Print the full listing exactly.

=== Records for the task ===
━━━━━━━━

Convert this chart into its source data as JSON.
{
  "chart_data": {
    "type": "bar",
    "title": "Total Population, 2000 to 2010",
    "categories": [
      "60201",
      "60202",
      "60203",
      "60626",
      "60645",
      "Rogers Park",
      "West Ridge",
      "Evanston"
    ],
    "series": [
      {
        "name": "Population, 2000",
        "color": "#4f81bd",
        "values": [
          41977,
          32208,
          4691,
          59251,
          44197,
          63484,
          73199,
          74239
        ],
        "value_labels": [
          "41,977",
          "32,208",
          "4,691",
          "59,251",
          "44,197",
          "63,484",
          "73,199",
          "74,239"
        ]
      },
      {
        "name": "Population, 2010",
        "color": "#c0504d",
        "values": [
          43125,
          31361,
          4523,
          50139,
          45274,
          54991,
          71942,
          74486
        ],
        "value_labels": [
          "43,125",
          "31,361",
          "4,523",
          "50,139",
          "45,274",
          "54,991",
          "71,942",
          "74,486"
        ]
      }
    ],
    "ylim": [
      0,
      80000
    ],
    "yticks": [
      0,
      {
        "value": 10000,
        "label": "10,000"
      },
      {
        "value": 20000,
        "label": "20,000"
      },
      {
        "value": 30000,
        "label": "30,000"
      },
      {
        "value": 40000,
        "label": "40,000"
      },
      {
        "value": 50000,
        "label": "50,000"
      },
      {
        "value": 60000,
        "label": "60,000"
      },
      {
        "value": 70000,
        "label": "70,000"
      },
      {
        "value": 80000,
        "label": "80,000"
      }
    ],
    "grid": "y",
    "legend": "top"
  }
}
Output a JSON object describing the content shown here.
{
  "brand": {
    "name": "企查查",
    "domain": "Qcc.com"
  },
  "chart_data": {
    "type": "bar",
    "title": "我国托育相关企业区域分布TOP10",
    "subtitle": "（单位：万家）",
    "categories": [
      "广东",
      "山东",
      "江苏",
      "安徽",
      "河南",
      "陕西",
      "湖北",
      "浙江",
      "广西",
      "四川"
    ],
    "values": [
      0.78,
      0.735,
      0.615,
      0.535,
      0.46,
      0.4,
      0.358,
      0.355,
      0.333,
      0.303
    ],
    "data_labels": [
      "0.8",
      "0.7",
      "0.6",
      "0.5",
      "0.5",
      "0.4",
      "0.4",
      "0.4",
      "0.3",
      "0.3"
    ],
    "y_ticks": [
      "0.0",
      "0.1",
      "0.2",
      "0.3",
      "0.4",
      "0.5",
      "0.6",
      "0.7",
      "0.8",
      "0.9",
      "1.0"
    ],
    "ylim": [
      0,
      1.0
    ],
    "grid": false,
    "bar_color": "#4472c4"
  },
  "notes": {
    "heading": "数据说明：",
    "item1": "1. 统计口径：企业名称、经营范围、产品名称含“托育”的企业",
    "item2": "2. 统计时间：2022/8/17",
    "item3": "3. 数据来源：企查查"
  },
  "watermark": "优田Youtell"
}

━━━━━━━━

=== Finished task ===
Convert this chart into its source data as JSON.
{
  "chart_data": {
    "type": "bar",
    "title": "Total Population, 2000 to 2010",
    "categories": [
      "60201",
      "60202",
      "60203",
      "60626",
      "60645",
      "Rogers Park",
      "West Ridge",
      "Evanston"
    ],
    "series": [
      {
        "name": "Population, 2000",
        "color": "#4f81bd",
        "values": [
          41977,
          32208,
          4691,
          59251,
          44197,
          63484,
          73199,
          74239
        ],
        "value_labels": [
          "41,977",
          "32,208",
          "4,691",
          "59,251",
          "44,197",
          "63,484",
          "73,199",
          "74,239"
        ]
      },
      {
        "name": "Population, 2010",
        "color": "#c0504d",
        "values": [
          43125,
          31361,
          4523,
          50139,
          45274,
          54991,
          71942,
          74486
        ],
        "value_labels": [
          "43,125",
          "31,361",
          "4,523",
          "50,139",
          "45,274",
          "54,991",
          "71,942",
          "74,486"
        ]
      }
    ],
    "ylim": [
      0,
      80000
    ],
    "yticks": [
      0,
      {
        "value": 10000,
        "label": "10,000"
      },
      {
        "value": 20000,
        "label": "20,000"
      },
      {
        "value": 30000,
        "label": "30,000"
      },
      {
        "value": 40000,
        "label": "40,000"
      },
      {
        "value": 50000,
        "label": "50,000"
      },
      {
        "value": 60000,
        "label": "60,000"
      },
      {
        "value": 70000,
        "label": "70,000"
      },
      {
        "value": 80000,
        "label": "80,000"
      }
    ],
    "grid": "y",
    "legend": "top"
  }
}
Output a JSON object describing the content shown here.
{
  "brand": {
    "name": "企查查",
    "domain": "Qcc.com"
  },
  "chart_data": {
    "type": "bar",
    "title": "我国托育相关企业区域分布TOP10",
    "subtitle": "（单位：万家）",
    "categories": [
      "广东",
      "山东",
      "江苏",
      "安徽",
      "河南",
      "陕西",
      "湖北",
      "浙江",
      "广西",
      "四川"
    ],
    "values": [
      0.78,
      0.735,
      0.615,
      0.535,
      0.46,
      0.4,
      0.358,
      0.355,
      0.333,
      0.303
    ],
    "data_labels": [
      "0.8",
      "0.7",
      "0.6",
      "0.5",
      "0.5",
      "0.4",
      "0.4",
      "0.4",
      "0.3",
      "0.3"
    ],
    "y_ticks": [
      "0.0",
      "0.1",
      "0.2",
      "0.3",
      "0.4",
      "0.5",
      "0.6",
      "0.7",
      "0.8",
      "0.9",
      "1.0"
    ],
    "ylim": [
      0,
      1.0
    ],
    "grid": false,
    "bar_color": "#4472c4"
  },
  "notes": {
    "heading": "数据说明：",
    "item1": "1. 统计口径：企业名称、经营范围、产品名称含“托育”的企业",
    "item2": "2. 统计时间：2022/8/17",
    "item3": "3. 数据来源：企查查"
  },
  "watermark": "优田Youtell"
}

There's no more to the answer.